### TO DO
Extract every line of the records below and reproduce each one without any change.

___ RECORDS FOR THIS EXERCISE

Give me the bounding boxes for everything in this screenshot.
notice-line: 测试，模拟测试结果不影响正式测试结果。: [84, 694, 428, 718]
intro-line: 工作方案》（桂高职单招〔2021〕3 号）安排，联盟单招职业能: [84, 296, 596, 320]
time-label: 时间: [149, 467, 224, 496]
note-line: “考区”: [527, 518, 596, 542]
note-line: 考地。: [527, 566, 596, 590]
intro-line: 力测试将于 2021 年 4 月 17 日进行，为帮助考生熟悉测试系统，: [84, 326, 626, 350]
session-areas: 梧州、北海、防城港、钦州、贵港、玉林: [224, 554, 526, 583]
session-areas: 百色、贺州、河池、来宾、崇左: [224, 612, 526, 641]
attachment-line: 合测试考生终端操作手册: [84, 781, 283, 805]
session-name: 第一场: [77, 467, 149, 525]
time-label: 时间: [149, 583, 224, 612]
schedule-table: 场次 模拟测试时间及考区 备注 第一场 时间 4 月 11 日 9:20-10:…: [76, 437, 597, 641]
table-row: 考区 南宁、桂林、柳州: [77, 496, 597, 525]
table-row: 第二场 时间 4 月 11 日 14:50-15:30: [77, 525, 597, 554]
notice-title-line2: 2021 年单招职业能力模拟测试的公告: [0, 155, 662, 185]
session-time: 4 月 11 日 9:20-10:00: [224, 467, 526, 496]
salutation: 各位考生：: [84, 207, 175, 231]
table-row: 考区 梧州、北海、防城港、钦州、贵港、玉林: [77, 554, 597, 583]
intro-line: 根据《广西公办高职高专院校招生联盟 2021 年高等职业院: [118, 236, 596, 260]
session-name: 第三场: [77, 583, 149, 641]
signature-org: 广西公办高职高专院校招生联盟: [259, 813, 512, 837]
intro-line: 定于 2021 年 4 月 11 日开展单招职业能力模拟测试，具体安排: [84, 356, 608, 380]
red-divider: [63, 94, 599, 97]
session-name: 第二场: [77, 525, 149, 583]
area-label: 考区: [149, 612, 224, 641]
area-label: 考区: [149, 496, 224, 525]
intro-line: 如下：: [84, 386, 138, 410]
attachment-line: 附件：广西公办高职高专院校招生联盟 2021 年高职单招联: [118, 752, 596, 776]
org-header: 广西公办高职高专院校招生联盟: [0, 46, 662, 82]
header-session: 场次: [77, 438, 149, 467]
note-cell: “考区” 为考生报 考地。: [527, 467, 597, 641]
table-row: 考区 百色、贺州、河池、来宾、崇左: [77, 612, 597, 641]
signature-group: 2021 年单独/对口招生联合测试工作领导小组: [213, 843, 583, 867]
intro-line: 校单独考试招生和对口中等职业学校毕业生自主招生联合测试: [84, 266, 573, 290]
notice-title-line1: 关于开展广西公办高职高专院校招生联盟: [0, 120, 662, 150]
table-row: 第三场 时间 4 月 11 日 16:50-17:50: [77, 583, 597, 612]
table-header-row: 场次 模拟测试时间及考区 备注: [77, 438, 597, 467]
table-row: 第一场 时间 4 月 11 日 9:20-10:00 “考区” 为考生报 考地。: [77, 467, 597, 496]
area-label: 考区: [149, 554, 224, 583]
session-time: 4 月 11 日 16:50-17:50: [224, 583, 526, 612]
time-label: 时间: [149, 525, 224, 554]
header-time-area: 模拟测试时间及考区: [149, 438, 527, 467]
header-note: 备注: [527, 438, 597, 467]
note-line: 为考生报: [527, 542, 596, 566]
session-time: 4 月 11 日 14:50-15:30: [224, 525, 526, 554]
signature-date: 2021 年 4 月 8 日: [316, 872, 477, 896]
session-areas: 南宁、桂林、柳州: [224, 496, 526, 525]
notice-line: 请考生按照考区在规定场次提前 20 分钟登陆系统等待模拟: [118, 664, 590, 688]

______

### CORRECT ANSWER
Give me the bounding boxes for everything in this screenshot.
notice-line: 测试，模拟测试结果不影响正式测试结果。: [84, 694, 428, 718]
intro-line: 工作方案》（桂高职单招〔2021〕3 号）安排，联盟单招职业能: [84, 296, 596, 320]
time-label: 时间: [149, 467, 224, 496]
note-line: “考区”: [527, 518, 596, 542]
note-line: 考地。: [527, 566, 596, 590]
intro-line: 力测试将于 2021 年 4 月 17 日进行，为帮助考生熟悉测试系统，: [84, 326, 626, 350]
session-areas: 梧州、北海、防城港、钦州、贵港、玉林: [224, 554, 526, 583]
session-areas: 百色、贺州、河池、来宾、崇左: [224, 612, 526, 641]
attachment-line: 合测试考生终端操作手册: [84, 781, 283, 805]
session-name: 第一场: [77, 467, 149, 525]
time-label: 时间: [149, 583, 224, 612]
schedule-table: 场次 模拟测试时间及考区 备注 第一场 时间 4 月 11 日 9:20-10:…: [76, 437, 597, 641]
table-row: 考区 南宁、桂林、柳州: [77, 496, 597, 525]
table-row: 第二场 时间 4 月 11 日 14:50-15:30: [77, 525, 597, 554]
notice-title-line2: 2021 年单招职业能力模拟测试的公告: [0, 155, 662, 185]
session-time: 4 月 11 日 9:20-10:00: [224, 467, 526, 496]
salutation: 各位考生：: [84, 207, 175, 231]
table-row: 考区 梧州、北海、防城港、钦州、贵港、玉林: [77, 554, 597, 583]
intro-line: 根据《广西公办高职高专院校招生联盟 2021 年高等职业院: [118, 236, 596, 260]
session-name: 第三场: [77, 583, 149, 641]
signature-org: 广西公办高职高专院校招生联盟: [259, 813, 512, 837]
intro-line: 定于 2021 年 4 月 11 日开展单招职业能力模拟测试，具体安排: [84, 356, 608, 380]
red-divider: [63, 94, 599, 97]
session-name: 第二场: [77, 525, 149, 583]
area-label: 考区: [149, 612, 224, 641]
area-label: 考区: [149, 496, 224, 525]
intro-line: 如下：: [84, 386, 138, 410]
attachment-line: 附件：广西公办高职高专院校招生联盟 2021 年高职单招联: [118, 752, 596, 776]
org-header: 广西公办高职高专院校招生联盟: [0, 46, 662, 82]
header-session: 场次: [77, 438, 149, 467]
note-cell: “考区” 为考生报 考地。: [527, 467, 597, 641]
table-row: 考区 百色、贺州、河池、来宾、崇左: [77, 612, 597, 641]
signature-group: 2021 年单独/对口招生联合测试工作领导小组: [213, 843, 583, 867]
intro-line: 校单独考试招生和对口中等职业学校毕业生自主招生联合测试: [84, 266, 573, 290]
notice-title-line1: 关于开展广西公办高职高专院校招生联盟: [0, 120, 662, 150]
table-row: 第三场 时间 4 月 11 日 16:50-17:50: [77, 583, 597, 612]
table-header-row: 场次 模拟测试时间及考区 备注: [77, 438, 597, 467]
table-row: 第一场 时间 4 月 11 日 9:20-10:00 “考区” 为考生报 考地。: [77, 467, 597, 496]
area-label: 考区: [149, 554, 224, 583]
session-time: 4 月 11 日 16:50-17:50: [224, 583, 526, 612]
time-label: 时间: [149, 525, 224, 554]
header-time-area: 模拟测试时间及考区: [149, 438, 527, 467]
header-note: 备注: [527, 438, 597, 467]
note-line: 为考生报: [527, 542, 596, 566]
session-time: 4 月 11 日 14:50-15:30: [224, 525, 526, 554]
signature-date: 2021 年 4 月 8 日: [316, 872, 477, 896]
session-areas: 南宁、桂林、柳州: [224, 496, 526, 525]
notice-line: 请考生按照考区在规定场次提前 20 分钟登陆系统等待模拟: [118, 664, 590, 688]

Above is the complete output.